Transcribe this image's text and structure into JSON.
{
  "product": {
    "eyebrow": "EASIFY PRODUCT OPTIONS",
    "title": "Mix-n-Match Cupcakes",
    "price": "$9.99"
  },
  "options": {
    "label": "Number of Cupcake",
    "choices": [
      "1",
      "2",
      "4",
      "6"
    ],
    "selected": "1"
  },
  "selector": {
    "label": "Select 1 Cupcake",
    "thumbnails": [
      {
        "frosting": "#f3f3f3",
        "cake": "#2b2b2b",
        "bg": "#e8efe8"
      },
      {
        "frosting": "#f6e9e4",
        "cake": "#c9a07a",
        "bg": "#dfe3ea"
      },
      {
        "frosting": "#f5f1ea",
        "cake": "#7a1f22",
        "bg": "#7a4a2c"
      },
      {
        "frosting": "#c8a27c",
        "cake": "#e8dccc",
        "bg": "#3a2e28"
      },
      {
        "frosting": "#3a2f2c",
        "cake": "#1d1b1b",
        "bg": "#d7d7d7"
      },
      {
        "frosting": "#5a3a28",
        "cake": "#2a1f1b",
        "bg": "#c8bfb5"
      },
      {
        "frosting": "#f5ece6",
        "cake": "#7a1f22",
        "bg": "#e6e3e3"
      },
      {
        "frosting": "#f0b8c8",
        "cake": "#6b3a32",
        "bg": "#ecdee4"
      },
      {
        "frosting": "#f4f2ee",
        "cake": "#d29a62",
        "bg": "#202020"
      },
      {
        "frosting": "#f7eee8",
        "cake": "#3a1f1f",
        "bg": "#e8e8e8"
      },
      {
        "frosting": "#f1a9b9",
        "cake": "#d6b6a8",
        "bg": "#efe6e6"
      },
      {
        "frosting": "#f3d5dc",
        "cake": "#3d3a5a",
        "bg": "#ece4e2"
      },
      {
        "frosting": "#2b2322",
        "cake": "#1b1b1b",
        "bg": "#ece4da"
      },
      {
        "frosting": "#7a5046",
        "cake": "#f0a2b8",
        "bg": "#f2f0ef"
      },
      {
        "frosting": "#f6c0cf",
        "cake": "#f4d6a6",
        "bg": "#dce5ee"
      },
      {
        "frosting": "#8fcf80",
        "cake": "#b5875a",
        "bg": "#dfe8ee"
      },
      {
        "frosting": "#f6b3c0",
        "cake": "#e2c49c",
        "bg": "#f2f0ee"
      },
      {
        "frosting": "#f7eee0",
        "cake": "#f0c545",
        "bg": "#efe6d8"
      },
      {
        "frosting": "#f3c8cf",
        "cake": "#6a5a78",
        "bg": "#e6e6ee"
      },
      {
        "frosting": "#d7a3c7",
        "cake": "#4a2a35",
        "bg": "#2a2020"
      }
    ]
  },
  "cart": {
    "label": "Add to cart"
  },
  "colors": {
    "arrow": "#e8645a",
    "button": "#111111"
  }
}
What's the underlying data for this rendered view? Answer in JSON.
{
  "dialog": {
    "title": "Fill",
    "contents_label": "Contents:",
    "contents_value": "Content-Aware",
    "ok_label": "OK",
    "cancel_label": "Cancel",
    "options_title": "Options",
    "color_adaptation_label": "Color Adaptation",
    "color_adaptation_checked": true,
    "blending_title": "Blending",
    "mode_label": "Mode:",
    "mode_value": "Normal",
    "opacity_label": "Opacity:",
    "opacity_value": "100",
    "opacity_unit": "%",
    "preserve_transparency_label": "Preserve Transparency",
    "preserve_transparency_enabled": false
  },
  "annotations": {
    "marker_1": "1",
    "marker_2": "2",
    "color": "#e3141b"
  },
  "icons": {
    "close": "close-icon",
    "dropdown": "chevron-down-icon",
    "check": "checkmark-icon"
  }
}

——

§ **EXERCISE OBJECTIVE**
Every line above should be printed again exactly as it stands.

§ **OUTPUT OF THE EXERCISE**
Transcribe this image's text and structure into JSON.
{
  "product": {
    "eyebrow": "EASIFY PRODUCT OPTIONS",
    "title": "Mix-n-Match Cupcakes",
    "price": "$9.99"
  },
  "options": {
    "label": "Number of Cupcake",
    "choices": [
      "1",
      "2",
      "4",
      "6"
    ],
    "selected": "1"
  },
  "selector": {
    "label": "Select 1 Cupcake",
    "thumbnails": [
      {
        "frosting": "#f3f3f3",
        "cake": "#2b2b2b",
        "bg": "#e8efe8"
      },
      {
        "frosting": "#f6e9e4",
        "cake": "#c9a07a",
        "bg": "#dfe3ea"
      },
      {
        "frosting": "#f5f1ea",
        "cake": "#7a1f22",
        "bg": "#7a4a2c"
      },
      {
        "frosting": "#c8a27c",
        "cake": "#e8dccc",
        "bg": "#3a2e28"
      },
      {
        "frosting": "#3a2f2c",
        "cake": "#1d1b1b",
        "bg": "#d7d7d7"
      },
      {
        "frosting": "#5a3a28",
        "cake": "#2a1f1b",
        "bg": "#c8bfb5"
      },
      {
        "frosting": "#f5ece6",
        "cake": "#7a1f22",
        "bg": "#e6e3e3"
      },
      {
        "frosting": "#f0b8c8",
        "cake": "#6b3a32",
        "bg": "#ecdee4"
      },
      {
        "frosting": "#f4f2ee",
        "cake": "#d29a62",
        "bg": "#202020"
      },
      {
        "frosting": "#f7eee8",
        "cake": "#3a1f1f",
        "bg": "#e8e8e8"
      },
      {
        "frosting": "#f1a9b9",
        "cake": "#d6b6a8",
        "bg": "#efe6e6"
      },
      {
        "frosting": "#f3d5dc",
        "cake": "#3d3a5a",
        "bg": "#ece4e2"
      },
      {
        "frosting": "#2b2322",
        "cake": "#1b1b1b",
        "bg": "#ece4da"
      },
      {
        "frosting": "#7a5046",
        "cake": "#f0a2b8",
        "bg": "#f2f0ef"
      },
      {
        "frosting": "#f6c0cf",
        "cake": "#f4d6a6",
        "bg": "#dce5ee"
      },
      {
        "frosting": "#8fcf80",
        "cake": "#b5875a",
        "bg": "#dfe8ee"
      },
      {
        "frosting": "#f6b3c0",
        "cake": "#e2c49c",
        "bg": "#f2f0ee"
      },
      {
        "frosting": "#f7eee0",
        "cake": "#f0c545",
        "bg": "#efe6d8"
      },
      {
        "frosting": "#f3c8cf",
        "cake": "#6a5a78",
        "bg": "#e6e6ee"
      },
      {
        "frosting": "#d7a3c7",
        "cake": "#4a2a35",
        "bg": "#2a2020"
      }
    ]
  },
  "cart": {
    "label": "Add to cart"
  },
  "colors": {
    "arrow": "#e8645a",
    "button": "#111111"
  }
}
What's the underlying data for this rendered view? Answer in JSON.
{
  "dialog": {
    "title": "Fill",
    "contents_label": "Contents:",
    "contents_value": "Content-Aware",
    "ok_label": "OK",
    "cancel_label": "Cancel",
    "options_title": "Options",
    "color_adaptation_label": "Color Adaptation",
    "color_adaptation_checked": true,
    "blending_title": "Blending",
    "mode_label": "Mode:",
    "mode_value": "Normal",
    "opacity_label": "Opacity:",
    "opacity_value": "100",
    "opacity_unit": "%",
    "preserve_transparency_label": "Preserve Transparency",
    "preserve_transparency_enabled": false
  },
  "annotations": {
    "marker_1": "1",
    "marker_2": "2",
    "color": "#e3141b"
  },
  "icons": {
    "close": "close-icon",
    "dropdown": "chevron-down-icon",
    "check": "checkmark-icon"
  }
}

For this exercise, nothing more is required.